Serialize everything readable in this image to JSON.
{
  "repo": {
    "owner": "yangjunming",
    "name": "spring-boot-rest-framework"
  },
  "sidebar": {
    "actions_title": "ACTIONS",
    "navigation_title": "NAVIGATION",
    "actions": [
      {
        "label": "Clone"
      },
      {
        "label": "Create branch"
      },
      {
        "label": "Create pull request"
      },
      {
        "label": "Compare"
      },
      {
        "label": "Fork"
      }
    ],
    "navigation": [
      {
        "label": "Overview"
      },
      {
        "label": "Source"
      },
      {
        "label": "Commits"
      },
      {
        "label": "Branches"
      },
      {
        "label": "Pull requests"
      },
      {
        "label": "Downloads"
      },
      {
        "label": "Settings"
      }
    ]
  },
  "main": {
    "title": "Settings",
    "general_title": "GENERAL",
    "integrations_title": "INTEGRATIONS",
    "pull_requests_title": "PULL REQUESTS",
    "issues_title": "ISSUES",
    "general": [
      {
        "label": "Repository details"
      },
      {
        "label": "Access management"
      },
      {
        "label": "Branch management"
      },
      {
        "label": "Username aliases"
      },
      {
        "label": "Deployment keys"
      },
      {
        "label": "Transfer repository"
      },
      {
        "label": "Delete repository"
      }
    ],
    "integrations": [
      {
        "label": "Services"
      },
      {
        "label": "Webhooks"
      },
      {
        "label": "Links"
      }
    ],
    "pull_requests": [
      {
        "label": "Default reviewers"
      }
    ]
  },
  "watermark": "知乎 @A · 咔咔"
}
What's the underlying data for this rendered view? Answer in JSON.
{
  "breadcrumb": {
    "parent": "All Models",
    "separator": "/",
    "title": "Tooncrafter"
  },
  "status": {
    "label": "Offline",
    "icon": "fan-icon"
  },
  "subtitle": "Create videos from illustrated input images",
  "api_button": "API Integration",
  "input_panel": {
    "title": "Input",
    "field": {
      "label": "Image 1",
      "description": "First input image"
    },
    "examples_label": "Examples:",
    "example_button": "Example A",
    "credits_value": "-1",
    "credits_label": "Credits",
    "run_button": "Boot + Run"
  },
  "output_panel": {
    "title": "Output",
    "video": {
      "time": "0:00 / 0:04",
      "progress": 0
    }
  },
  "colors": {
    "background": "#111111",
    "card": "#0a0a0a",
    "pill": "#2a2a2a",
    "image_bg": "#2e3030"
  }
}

------------

All lines above with "JSON" in them should be returned.

Serialize everything readable in this image to JSON.
What's the underlying data for this rendered view? Answer in JSON.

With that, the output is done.